Abstract

For buyers, investors and urban policy, understanding drivers of community-level house prices across space and across time, are important for urban management and economic planning. In this study, we interrogated two housing market datasets, one from 2015, the other from 2019, for Wuhan, China, in order to uncover diversities and similarities in the spatial relationships between house price and contextual data; and in the context of increasingly volatile markets. A non-stationary approach was adopted with basic geographically weighted regression (GWR) and multiscale GWR (MGWR), where only the latter enables relationships to vary at their own spatial scale. In terms of model fit, both MGWR (adj. R2: 0.94 and 0.97, for 2015 and 2019, respectively) and GWR (adj. R2: 0.87 and 0.81) represented an improvement over the usual linear regression (adj. R2: 0.11 and 0.09) and the spatial lag mode (adj. R2: 0.21 and 0.27). Similarly marked improvements for GWR and for MGWR were found using corrected Akaike Information Criterion (AICc) based fit diagnostics. However, of more importance and via MGWR, the spatially varying drivers of house price were found to operate at a range of spatial scales, that in turn changed in strength and significance between the two study years. Such insights allow for spatially- and temporally-aware decision- and policy-making for housing price control and urban planning, given China’s housing markets can be increasing prone to strong growth coupled with severe depressions.

- _ENTRIES SHOWN_
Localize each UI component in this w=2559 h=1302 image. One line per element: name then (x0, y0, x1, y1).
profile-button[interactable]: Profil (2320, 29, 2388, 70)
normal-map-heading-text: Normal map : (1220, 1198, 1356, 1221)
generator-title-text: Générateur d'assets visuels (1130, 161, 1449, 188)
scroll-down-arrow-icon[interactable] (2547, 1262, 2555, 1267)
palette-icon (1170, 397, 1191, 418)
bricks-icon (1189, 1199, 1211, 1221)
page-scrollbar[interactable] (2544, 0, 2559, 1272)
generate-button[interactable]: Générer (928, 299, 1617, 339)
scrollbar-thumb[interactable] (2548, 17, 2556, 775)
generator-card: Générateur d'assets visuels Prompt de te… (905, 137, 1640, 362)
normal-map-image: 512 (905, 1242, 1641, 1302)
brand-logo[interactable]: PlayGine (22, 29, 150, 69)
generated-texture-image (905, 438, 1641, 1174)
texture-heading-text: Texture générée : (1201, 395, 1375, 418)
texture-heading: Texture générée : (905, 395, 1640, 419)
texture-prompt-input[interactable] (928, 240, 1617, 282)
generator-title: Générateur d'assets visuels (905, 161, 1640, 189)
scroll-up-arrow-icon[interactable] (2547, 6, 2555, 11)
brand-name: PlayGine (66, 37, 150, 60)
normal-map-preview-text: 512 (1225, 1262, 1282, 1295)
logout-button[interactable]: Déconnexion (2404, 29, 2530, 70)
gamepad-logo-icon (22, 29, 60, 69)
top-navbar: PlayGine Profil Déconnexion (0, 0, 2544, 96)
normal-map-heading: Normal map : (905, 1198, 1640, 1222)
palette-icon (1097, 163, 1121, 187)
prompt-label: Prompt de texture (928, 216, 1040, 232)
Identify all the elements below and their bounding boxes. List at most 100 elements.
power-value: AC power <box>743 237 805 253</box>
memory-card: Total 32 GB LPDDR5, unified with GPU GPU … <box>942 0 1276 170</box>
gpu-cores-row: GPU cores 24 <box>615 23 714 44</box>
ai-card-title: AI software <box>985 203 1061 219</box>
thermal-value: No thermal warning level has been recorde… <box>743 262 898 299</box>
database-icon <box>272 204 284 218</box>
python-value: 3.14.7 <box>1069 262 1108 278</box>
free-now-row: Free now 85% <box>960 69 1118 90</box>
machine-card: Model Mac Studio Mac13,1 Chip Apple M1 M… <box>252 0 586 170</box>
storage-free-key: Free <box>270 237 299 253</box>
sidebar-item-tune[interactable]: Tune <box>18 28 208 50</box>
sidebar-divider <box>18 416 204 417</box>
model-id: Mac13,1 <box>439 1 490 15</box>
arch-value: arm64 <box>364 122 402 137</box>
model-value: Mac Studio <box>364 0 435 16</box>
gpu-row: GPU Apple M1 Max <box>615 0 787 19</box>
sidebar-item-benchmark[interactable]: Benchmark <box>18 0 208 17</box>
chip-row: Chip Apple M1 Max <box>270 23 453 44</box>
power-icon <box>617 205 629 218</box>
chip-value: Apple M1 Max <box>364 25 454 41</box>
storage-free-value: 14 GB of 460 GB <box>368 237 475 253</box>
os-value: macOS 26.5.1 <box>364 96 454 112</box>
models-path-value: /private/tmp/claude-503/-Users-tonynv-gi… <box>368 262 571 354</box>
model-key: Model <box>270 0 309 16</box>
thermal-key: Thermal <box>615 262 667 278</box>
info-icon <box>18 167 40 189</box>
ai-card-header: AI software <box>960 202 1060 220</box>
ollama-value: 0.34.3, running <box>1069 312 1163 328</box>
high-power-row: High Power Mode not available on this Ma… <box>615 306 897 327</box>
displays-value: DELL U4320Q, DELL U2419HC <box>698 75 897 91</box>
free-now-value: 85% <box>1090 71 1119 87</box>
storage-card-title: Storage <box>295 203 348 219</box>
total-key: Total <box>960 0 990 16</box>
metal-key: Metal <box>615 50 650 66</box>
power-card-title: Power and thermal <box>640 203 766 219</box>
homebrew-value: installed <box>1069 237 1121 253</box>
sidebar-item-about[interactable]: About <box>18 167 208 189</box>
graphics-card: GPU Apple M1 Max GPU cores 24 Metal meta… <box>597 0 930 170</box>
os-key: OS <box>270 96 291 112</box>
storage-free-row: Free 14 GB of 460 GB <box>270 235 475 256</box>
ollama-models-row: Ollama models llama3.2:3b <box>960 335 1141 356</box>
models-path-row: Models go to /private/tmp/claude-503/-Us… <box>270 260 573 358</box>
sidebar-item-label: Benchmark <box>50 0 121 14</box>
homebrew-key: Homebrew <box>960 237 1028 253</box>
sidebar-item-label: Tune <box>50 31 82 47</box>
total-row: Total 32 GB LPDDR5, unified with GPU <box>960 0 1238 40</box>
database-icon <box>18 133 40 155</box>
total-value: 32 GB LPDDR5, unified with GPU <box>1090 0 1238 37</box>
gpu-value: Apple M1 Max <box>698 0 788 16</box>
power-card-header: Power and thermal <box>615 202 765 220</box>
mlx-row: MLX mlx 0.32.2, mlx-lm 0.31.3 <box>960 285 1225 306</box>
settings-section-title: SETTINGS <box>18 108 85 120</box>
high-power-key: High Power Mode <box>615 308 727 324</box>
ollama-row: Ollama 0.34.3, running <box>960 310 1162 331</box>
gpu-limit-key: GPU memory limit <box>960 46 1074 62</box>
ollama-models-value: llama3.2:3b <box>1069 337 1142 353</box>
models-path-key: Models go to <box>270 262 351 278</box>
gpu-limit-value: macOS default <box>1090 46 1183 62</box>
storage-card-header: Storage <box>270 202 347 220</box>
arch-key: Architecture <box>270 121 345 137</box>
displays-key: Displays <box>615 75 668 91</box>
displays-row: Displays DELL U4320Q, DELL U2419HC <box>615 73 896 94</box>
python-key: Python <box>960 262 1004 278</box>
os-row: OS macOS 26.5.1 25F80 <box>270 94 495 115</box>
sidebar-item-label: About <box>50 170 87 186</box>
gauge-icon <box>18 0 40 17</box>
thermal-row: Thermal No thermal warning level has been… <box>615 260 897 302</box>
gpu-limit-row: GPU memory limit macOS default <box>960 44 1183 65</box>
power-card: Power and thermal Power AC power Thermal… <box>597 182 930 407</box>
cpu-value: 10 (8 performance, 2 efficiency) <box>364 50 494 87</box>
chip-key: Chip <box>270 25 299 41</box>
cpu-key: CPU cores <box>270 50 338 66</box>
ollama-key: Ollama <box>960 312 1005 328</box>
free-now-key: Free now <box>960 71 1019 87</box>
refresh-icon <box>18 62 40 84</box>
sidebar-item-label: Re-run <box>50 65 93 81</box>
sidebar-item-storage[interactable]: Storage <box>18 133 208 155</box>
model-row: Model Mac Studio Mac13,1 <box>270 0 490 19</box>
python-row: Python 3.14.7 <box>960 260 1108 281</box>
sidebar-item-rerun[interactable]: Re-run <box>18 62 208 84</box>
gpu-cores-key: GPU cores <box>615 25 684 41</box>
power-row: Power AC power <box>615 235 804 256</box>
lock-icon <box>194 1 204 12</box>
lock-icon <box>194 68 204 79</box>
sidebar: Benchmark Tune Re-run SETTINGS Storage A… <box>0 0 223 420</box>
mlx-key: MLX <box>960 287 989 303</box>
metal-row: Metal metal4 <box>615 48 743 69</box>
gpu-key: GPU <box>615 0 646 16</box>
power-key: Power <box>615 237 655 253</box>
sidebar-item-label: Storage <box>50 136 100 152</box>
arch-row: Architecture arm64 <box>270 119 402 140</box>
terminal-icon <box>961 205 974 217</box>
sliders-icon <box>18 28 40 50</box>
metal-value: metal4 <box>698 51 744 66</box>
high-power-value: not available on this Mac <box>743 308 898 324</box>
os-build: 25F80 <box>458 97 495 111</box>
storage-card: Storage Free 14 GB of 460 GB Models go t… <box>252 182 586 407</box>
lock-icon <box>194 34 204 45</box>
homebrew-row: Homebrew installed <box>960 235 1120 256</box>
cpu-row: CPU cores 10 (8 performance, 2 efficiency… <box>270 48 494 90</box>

- _EXERCISE_
Explain in one to three sentences why the abstract on Wuhan house prices treats the MGWR findings as useful for housing decisions. The listing has no connection to the abstract.

- _RESULT FOR THIS EXERCISE_
Through MGWR, the drivers of house price were found to operate at a range of spatial scales and to change in strength and significance between 2015 and 2019. This allows spatially and temporally aware decision- and policy-making for housing price control and urban planning. That matters because China's housing markets can be prone to strong growth coupled with severe depressions.